D’un film à l’autre, d’un feuille­ton en une pièce de théâtre, la comé­dienne s’impose davantage, jouant dans des fictions telles Al-Saguinatane (les deux prison­nières) avec Elham Chahine, Al-Essaba (le gang) de Hicham Aboul-Nasr, Leila Assal (une nuit douce) et Imraa Wahéda la Takfi (une seule femme ne suffit pas) avec Ahmad Zaki.

Durant cette période d’ascension, elle a été l’objet d’une dizaine de rumeurs. Des histoires d’amour avec Samir Sabri ou un mariage secret avec Yéhia Al-Fakharani, mais elle refusait de répondre ou de nier.

« J’ai aimé ces deux comédiens sans doute, mais comme des frères aînés qui me secondaient durant mes nombreuses crises de vie », affirme-t-elle tranquillement. Mais la polémique concernant son fils Adham reste l’une des questions les plus controversées qu’elle a dû affronter et qui a affecté son crédit auprès du public.

•••

== Travail à faire ==
Reproduisez sans rien changer tout le passage de l'extrait sur la comédienne qui va de « D’un film à » jusqu'à « ou de nier. » inclus.

== Données fournies ==
•••

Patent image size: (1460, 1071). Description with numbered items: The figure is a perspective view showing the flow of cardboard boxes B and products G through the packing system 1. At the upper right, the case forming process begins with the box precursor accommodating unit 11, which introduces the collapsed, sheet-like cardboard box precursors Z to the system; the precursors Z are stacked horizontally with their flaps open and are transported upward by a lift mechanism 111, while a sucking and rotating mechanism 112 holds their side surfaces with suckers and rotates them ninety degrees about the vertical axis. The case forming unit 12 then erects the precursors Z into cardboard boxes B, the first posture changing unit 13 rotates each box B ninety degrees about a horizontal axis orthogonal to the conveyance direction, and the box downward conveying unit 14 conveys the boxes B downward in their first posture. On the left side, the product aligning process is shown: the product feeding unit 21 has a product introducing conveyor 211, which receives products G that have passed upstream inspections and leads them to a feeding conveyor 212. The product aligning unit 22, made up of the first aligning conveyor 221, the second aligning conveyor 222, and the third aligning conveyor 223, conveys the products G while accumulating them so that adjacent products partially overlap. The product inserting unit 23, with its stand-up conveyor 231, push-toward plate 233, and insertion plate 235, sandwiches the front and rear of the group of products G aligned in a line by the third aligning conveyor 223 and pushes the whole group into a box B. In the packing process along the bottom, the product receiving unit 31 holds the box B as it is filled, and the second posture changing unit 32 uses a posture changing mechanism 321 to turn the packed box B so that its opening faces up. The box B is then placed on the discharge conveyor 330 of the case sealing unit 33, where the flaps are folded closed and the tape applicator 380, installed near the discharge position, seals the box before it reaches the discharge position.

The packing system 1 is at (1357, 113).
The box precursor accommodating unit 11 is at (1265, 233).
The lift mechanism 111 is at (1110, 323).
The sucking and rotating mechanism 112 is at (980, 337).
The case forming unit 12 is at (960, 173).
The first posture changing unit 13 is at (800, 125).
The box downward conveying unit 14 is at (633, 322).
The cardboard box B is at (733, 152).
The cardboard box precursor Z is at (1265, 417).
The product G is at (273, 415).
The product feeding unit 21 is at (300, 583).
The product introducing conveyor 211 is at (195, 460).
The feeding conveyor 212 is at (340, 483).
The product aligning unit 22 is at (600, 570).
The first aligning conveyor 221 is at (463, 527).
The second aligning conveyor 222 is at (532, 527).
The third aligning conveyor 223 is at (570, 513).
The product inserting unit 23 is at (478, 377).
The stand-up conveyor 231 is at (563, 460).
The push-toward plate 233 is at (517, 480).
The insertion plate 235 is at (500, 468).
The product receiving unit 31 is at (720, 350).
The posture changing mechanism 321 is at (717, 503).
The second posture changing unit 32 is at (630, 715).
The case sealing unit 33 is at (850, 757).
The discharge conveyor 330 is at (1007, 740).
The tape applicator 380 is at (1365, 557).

•••

== Corrigé de l'exercice ==
D’un film à l’autre, d’un feuille­ton en une pièce de théâtre, la comé­dienne s’impose davantage, jouant dans des fictions telles Al-Saguinatane (les deux prison­nières) avec Elham Chahine, Al-Essaba (le gang) de Hicham Aboul-Nasr, Leila Assal (une nuit douce) et Imraa Wahéda la Takfi (une seule femme ne suffit pas) avec Ahmad Zaki.

Durant cette période d’ascension, elle a été l’objet d’une dizaine de rumeurs. Des histoires d’amour avec Samir Sabri ou un mariage secret avec Yéhia Al-Fakharani, mais elle refusait de répondre ou de nier.